◆ **Given exercise**
Check each line below for "Technology" and report how many have it, nothing else.

★ ★ ★ ★ ★ ★ ★

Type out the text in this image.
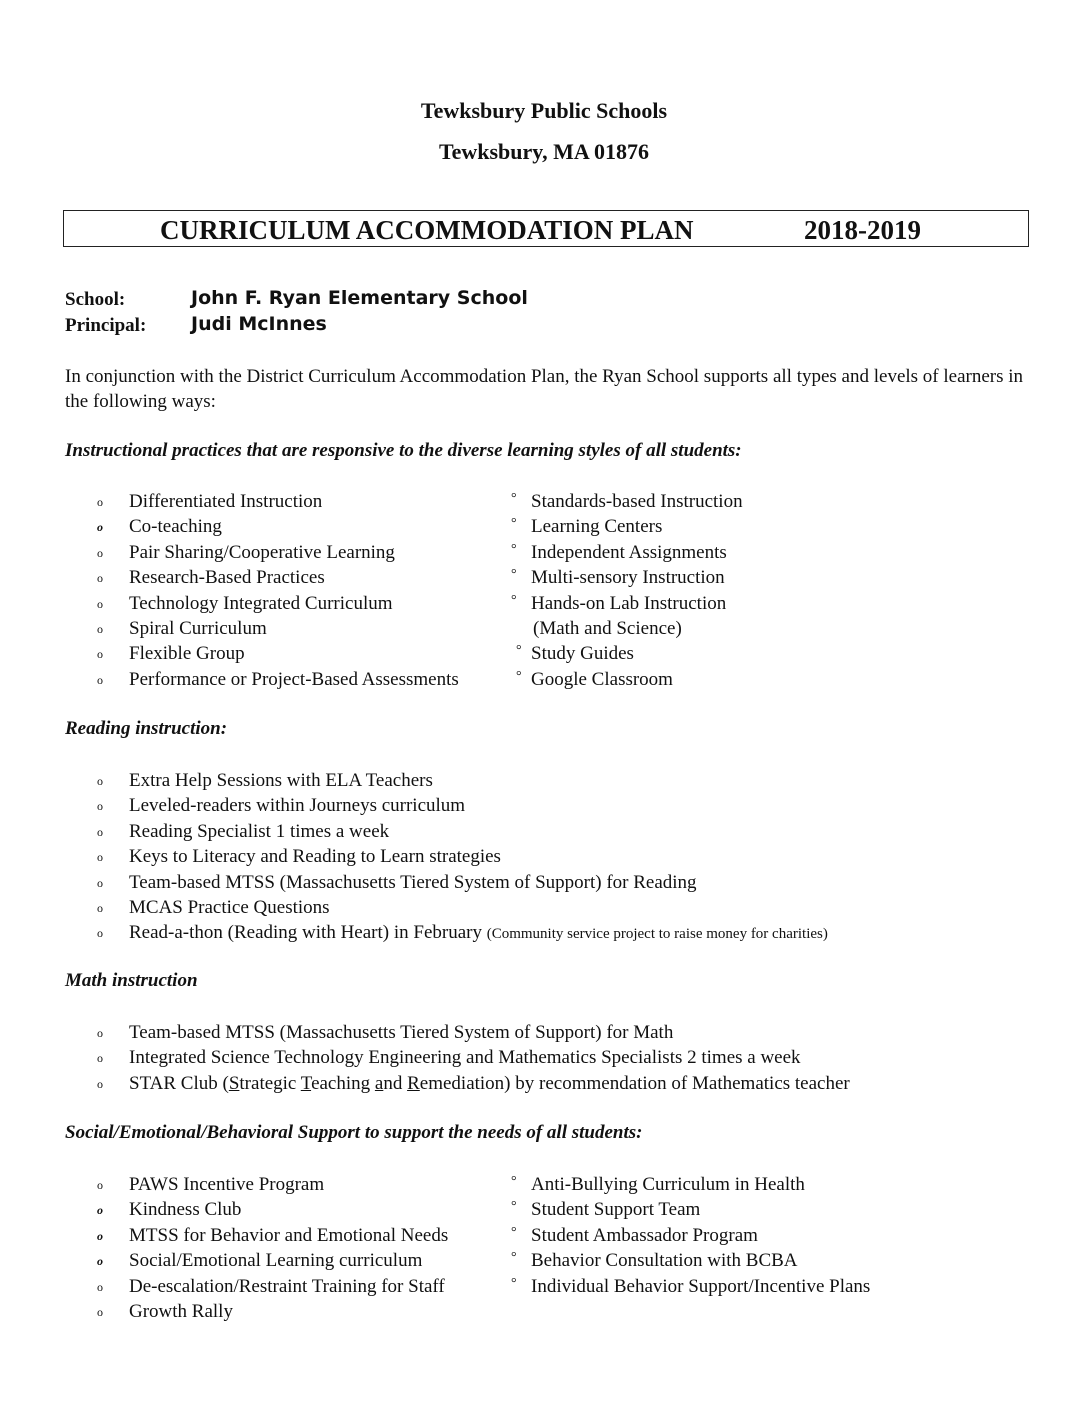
Tewksbury Public Schools
Tewksbury, MA 01876
CURRICULUM ACCOMMODATION PLAN	2018-2019
School:	John F. Ryan Elementary School
Principal: Judi McInnes
In conjunction with the District Curriculum Accommodation Plan, the Ryan School supports all types and levels of learners in the following ways:
Instructional practices that are responsive to the diverse learning styles of all students:
o Differentiated Instruction
o Co-teaching
o Pair Sharing/Cooperative Learning
o Research-Based Practices
o Technology Integrated Curriculum
o Spiral Curriculum
o Flexible Group
o Performance or Project-Based Assessments
° Standards-based Instruction
° Learning Centers
° Independent Assignments
° Multi-sensory Instruction
° Hands-on Lab Instruction
(Math and Science)
° Study Guides
° Google Classroom
Reading instruction:
o Extra Help Sessions with ELA Teachers
o Leveled-readers within Journeys curriculum
o Reading Specialist 1 times a week
o Keys to Literacy and Reading to Learn strategies
o Team-based MTSS (Massachusetts Tiered System of Support) for Reading
o MCAS Practice Questions
o Read-a-thon (Reading with Heart) in February (Community service project to raise money for charities)
Math instruction
o Team-based MTSS (Massachusetts Tiered System of Support) for Math
o Integrated Science Technology Engineering and Mathematics Specialists 2 times a week
o STAR Club (Strategic Teaching and Remediation) by recommendation of Mathematics teacher
Social/Emotional/Behavioral Support to support the needs of all students:
o PAWS Incentive Program
o Kindness Club
o MTSS for Behavior and Emotional Needs
o Social/Emotional Learning curriculum
o De-escalation/Restraint Training for Staff
o Growth Rally
° Anti-Bullying Curriculum in Health
° Student Support Team
° Student Ambassador Program
° Behavior Consultation with BCBA
° Individual Behavior Support/Incentive Plans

★ ★ ★ ★ ★ ★ ★

◆ **Worked answer**
2